-- DATA SHOWN --
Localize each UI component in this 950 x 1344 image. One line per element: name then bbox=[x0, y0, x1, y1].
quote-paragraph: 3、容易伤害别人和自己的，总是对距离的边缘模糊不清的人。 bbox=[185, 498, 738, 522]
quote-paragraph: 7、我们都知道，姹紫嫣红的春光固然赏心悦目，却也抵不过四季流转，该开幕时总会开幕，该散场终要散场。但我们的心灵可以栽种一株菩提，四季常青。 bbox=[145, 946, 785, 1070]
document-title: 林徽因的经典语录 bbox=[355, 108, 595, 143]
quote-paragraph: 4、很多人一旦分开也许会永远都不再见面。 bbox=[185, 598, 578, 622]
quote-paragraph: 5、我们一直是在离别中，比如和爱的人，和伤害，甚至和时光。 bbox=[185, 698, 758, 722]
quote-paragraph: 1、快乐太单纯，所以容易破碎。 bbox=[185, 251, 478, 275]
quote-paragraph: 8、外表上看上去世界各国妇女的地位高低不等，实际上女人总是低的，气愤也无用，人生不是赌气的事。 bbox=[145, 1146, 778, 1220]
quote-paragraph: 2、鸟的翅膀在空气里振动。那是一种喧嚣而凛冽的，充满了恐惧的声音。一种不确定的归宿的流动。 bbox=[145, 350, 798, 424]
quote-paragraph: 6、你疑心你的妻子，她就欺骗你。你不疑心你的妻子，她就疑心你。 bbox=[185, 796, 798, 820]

...

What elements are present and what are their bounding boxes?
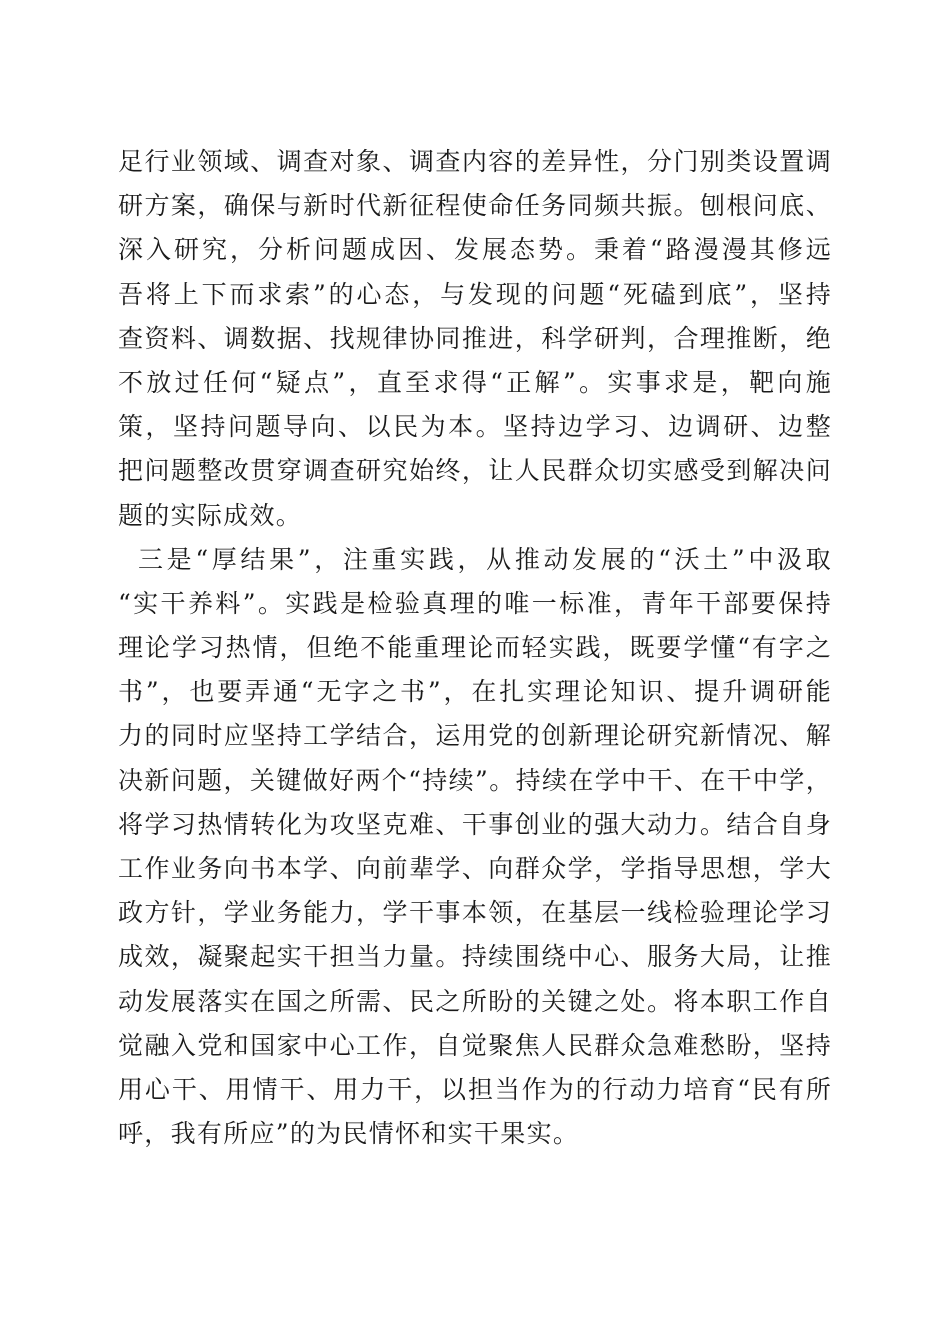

...

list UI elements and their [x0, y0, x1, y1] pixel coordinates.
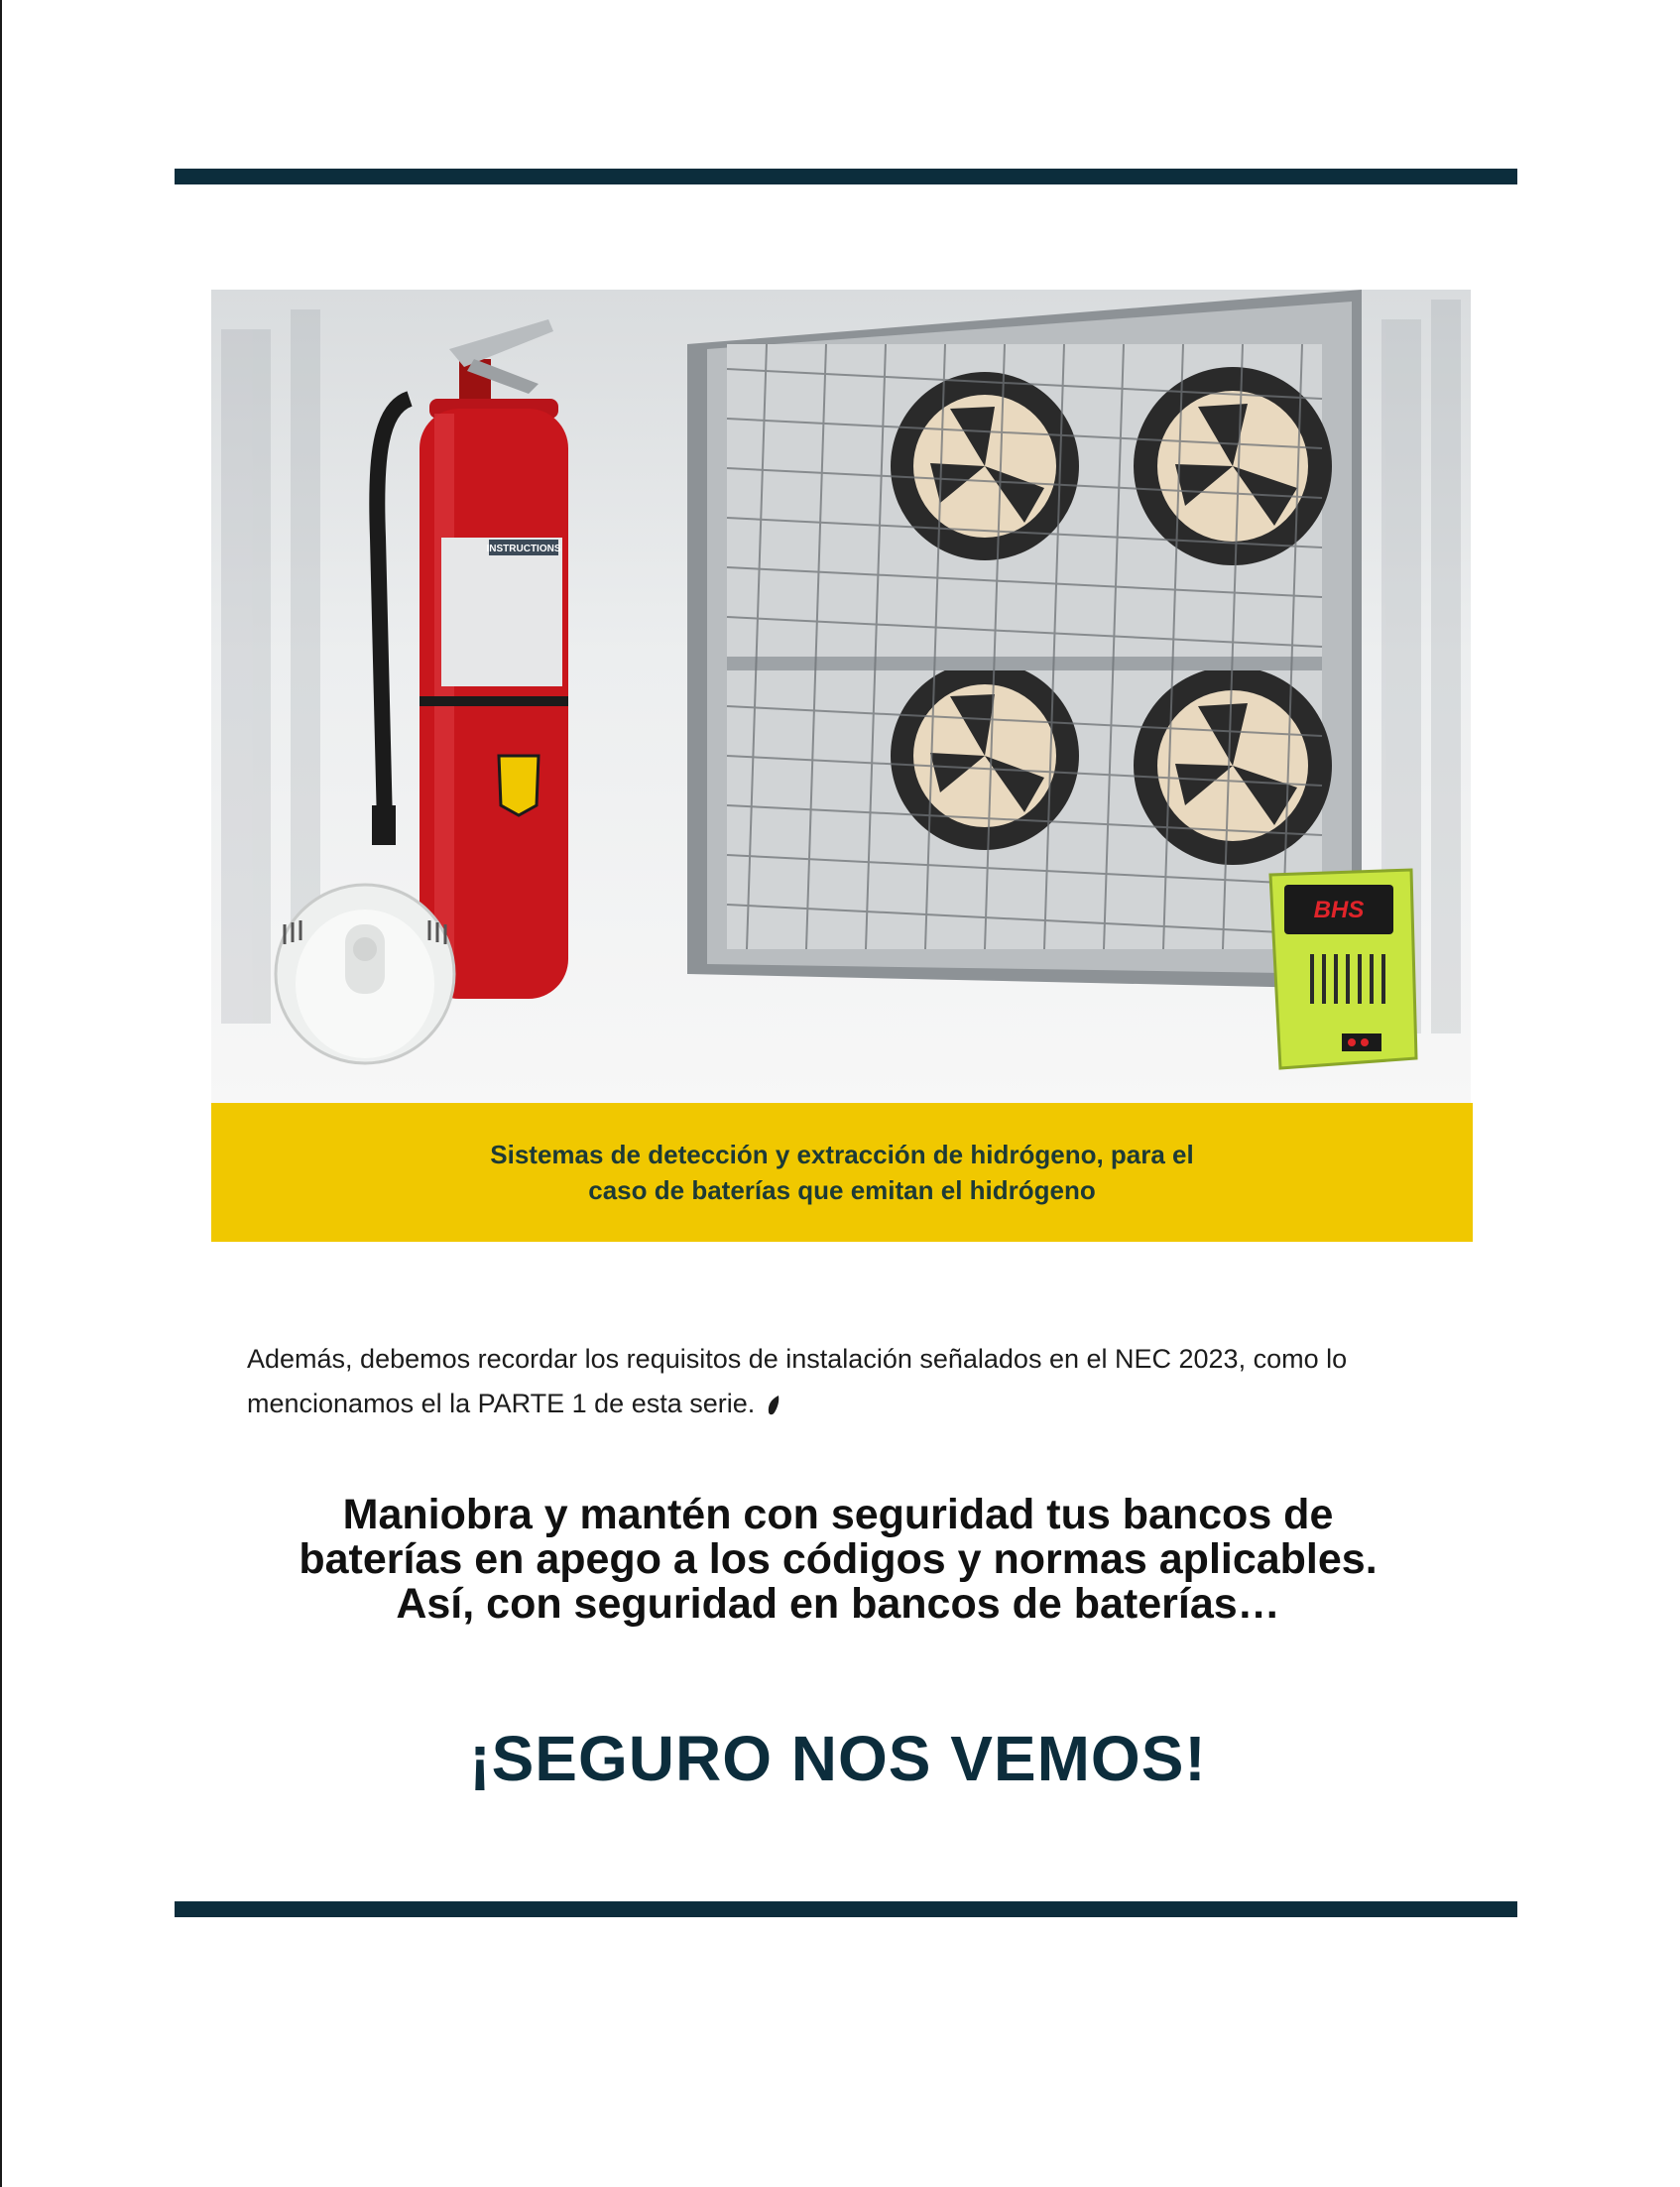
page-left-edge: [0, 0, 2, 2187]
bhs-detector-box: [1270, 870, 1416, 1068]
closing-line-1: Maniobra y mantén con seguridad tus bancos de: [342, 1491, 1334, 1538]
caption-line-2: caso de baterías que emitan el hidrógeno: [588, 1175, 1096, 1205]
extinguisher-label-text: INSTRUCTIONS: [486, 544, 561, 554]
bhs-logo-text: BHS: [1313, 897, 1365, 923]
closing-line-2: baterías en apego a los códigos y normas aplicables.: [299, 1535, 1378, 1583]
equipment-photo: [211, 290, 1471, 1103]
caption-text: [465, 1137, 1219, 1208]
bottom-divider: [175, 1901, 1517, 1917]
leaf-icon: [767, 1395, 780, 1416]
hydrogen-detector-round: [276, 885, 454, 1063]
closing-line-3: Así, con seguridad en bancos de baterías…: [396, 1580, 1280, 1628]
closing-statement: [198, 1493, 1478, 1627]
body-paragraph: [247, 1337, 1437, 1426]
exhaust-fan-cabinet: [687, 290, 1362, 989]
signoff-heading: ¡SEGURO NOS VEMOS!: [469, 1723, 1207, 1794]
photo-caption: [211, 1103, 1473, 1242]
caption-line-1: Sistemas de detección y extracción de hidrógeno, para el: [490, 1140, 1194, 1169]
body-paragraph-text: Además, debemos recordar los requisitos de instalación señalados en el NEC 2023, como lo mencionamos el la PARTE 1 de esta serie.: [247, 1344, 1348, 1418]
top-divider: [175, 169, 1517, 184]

-- THE EXERCISE --
Copy out the rows word for word, starting at the line that contains "Localize each UI" and ending at the line that contains "quote-paragraph: 4、很多人一旦分开也许会永远都不再见面。 bbox=[185, 598, 578, 622]", with both of those lines included.

-- TASK ANSWER --
Localize each UI component in this 950 x 1344 image. One line per element: name then bbox=[x0, y0, x1, y1].
quote-paragraph: 3、容易伤害别人和自己的，总是对距离的边缘模糊不清的人。 bbox=[185, 498, 738, 522]
quote-paragraph: 7、我们都知道，姹紫嫣红的春光固然赏心悦目，却也抵不过四季流转，该开幕时总会开幕，该散场终要散场。但我们的心灵可以栽种一株菩提，四季常青。 bbox=[145, 946, 785, 1070]
document-title: 林徽因的经典语录 bbox=[355, 108, 595, 143]
quote-paragraph: 4、很多人一旦分开也许会永远都不再见面。 bbox=[185, 598, 578, 622]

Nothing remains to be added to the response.